** START **
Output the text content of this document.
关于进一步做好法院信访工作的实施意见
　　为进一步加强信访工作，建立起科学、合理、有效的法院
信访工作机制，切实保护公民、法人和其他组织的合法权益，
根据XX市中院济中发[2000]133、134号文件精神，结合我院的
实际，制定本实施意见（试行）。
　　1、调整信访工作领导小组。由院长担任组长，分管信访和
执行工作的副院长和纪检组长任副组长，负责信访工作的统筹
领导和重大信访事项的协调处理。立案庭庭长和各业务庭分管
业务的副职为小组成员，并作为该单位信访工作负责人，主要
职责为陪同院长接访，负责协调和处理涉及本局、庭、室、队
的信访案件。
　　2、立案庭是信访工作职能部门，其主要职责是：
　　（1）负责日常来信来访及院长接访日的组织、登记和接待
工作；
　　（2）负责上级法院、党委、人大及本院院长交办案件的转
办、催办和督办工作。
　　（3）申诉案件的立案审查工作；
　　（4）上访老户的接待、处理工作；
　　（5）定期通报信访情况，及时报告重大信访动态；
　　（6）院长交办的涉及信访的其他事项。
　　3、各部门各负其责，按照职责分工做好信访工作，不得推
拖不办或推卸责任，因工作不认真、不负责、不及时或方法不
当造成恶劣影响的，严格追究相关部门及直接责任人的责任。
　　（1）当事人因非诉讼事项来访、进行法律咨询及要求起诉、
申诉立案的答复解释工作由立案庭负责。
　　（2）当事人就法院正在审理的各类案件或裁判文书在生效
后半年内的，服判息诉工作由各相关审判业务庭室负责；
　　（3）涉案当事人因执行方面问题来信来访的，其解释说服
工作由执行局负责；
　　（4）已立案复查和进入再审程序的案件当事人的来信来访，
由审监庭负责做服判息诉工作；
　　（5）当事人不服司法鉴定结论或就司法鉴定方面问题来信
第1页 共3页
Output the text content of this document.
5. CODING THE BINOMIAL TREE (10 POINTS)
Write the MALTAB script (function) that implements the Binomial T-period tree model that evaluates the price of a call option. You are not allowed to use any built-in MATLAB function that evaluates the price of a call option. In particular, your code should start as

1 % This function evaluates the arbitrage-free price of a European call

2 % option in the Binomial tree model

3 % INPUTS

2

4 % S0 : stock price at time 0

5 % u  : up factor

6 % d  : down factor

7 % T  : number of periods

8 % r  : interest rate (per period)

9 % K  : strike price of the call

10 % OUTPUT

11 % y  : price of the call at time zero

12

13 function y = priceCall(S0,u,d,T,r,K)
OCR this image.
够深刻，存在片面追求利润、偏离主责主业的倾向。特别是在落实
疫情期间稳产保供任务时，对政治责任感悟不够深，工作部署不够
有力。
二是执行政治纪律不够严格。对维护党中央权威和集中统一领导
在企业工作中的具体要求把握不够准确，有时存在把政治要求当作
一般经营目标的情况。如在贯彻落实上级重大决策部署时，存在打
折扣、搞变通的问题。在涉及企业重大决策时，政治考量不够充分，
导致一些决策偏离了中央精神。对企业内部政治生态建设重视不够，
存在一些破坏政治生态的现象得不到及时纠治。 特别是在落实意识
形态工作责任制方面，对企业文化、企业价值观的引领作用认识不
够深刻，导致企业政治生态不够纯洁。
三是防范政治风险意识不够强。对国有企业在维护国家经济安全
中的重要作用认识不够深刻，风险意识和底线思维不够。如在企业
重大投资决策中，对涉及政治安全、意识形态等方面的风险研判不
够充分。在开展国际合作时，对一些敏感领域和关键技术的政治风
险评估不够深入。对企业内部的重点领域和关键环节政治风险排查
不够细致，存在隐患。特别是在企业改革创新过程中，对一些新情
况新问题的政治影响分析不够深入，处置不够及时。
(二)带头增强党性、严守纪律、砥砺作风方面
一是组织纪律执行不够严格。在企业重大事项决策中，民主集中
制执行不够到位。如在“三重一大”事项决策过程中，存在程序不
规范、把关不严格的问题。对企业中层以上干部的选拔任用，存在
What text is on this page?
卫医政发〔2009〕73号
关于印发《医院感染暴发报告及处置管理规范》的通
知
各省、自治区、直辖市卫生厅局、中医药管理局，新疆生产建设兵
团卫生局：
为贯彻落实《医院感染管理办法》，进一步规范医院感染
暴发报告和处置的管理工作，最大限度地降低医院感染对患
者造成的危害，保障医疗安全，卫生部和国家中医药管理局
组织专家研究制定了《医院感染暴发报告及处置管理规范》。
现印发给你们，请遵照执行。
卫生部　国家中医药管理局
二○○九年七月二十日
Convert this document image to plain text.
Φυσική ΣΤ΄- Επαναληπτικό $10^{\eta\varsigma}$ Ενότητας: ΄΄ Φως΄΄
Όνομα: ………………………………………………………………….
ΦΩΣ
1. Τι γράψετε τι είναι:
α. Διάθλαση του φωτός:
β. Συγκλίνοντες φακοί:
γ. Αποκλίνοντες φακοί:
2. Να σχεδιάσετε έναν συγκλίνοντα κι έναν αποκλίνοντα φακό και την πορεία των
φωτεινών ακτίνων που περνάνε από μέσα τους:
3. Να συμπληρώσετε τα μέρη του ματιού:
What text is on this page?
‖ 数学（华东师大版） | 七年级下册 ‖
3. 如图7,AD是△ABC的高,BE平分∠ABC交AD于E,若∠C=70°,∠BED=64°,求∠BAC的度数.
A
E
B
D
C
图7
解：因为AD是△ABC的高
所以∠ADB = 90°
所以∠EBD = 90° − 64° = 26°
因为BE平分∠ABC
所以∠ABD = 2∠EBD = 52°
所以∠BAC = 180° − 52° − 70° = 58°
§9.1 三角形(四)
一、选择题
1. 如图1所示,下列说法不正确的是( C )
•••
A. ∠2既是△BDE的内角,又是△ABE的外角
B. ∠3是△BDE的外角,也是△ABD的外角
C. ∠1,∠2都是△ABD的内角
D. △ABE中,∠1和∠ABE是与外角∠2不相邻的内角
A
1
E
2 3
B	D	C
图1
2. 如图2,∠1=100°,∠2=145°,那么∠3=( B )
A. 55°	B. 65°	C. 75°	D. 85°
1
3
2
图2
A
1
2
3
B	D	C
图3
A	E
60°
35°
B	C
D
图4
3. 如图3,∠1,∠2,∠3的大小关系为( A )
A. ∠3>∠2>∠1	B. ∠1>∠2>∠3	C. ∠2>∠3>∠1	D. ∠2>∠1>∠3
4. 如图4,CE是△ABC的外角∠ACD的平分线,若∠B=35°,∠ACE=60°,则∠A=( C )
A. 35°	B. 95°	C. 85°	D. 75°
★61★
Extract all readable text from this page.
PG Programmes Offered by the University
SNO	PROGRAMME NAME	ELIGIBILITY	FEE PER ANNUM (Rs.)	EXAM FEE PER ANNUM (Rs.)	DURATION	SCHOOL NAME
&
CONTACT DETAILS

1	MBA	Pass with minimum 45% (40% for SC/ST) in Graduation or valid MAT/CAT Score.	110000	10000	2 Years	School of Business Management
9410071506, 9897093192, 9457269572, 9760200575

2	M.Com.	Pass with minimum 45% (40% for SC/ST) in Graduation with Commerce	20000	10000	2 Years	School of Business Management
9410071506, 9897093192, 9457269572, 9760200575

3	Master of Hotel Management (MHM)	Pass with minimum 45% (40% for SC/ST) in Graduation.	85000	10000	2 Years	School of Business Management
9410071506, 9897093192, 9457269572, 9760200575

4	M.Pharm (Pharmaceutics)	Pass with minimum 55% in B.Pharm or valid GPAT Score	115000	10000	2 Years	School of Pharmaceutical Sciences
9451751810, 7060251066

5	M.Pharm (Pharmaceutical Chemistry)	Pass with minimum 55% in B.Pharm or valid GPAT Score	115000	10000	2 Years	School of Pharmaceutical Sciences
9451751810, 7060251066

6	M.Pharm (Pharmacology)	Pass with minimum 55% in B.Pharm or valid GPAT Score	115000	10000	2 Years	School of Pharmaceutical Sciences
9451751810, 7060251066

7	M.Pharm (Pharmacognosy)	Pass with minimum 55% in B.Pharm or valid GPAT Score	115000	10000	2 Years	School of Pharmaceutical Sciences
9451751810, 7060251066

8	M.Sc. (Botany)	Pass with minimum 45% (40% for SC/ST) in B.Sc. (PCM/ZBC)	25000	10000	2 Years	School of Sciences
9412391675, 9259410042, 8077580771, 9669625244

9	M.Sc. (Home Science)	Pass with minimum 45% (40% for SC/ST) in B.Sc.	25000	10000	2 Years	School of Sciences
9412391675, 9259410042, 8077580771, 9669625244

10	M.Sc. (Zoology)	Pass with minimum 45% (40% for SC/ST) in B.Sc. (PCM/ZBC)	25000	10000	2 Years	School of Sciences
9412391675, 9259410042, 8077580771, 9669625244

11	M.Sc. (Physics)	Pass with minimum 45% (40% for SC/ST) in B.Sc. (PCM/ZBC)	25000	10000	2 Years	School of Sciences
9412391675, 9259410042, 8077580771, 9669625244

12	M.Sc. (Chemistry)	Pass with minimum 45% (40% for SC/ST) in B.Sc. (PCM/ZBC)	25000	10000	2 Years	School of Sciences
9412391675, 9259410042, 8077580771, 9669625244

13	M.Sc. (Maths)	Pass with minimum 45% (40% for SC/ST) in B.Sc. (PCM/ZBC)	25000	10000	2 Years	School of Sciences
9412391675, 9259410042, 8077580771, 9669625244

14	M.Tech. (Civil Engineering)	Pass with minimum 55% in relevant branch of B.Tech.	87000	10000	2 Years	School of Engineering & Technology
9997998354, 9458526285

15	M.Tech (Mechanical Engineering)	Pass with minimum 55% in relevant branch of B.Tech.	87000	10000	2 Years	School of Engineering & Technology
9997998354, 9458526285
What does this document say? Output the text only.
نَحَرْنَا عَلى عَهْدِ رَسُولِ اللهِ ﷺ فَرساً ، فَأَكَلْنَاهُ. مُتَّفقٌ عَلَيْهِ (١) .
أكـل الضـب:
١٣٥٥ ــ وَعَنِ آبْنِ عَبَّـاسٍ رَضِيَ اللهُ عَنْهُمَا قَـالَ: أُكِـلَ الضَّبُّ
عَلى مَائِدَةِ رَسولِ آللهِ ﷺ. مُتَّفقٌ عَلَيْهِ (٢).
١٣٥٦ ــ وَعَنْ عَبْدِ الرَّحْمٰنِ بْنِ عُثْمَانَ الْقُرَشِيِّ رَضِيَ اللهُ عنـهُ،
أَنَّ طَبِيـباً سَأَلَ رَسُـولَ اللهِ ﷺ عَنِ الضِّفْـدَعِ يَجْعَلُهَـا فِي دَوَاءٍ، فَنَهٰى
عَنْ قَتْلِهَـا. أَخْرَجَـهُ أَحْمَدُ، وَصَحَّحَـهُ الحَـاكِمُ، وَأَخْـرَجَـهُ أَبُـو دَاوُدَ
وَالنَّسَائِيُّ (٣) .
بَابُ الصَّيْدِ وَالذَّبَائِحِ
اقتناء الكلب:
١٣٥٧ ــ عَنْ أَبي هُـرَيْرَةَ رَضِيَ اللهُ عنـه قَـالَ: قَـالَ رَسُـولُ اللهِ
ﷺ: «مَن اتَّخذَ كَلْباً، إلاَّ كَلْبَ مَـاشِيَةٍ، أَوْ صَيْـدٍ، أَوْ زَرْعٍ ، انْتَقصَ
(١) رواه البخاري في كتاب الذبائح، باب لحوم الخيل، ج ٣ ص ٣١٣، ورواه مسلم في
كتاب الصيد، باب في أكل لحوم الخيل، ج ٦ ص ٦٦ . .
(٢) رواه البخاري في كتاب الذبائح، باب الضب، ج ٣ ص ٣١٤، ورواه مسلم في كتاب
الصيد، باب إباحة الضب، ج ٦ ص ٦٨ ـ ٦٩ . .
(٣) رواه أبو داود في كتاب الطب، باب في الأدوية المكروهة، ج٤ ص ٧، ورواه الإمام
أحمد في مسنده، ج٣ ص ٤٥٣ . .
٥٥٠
** END **
*Task details*
Pick out every line holding the string "Tech" and return it.

*Result below*
14	M.Tech. (Civil Engineering)	Pass with minimum 55% in relevant branch of B.Tech.	87000	10000	2 Years	School of Engineering & Technology
15	M.Tech (Mechanical Engineering)	Pass with minimum 55% in relevant branch of B.Tech.	87000	10000	2 Years	School of Engineering & Technology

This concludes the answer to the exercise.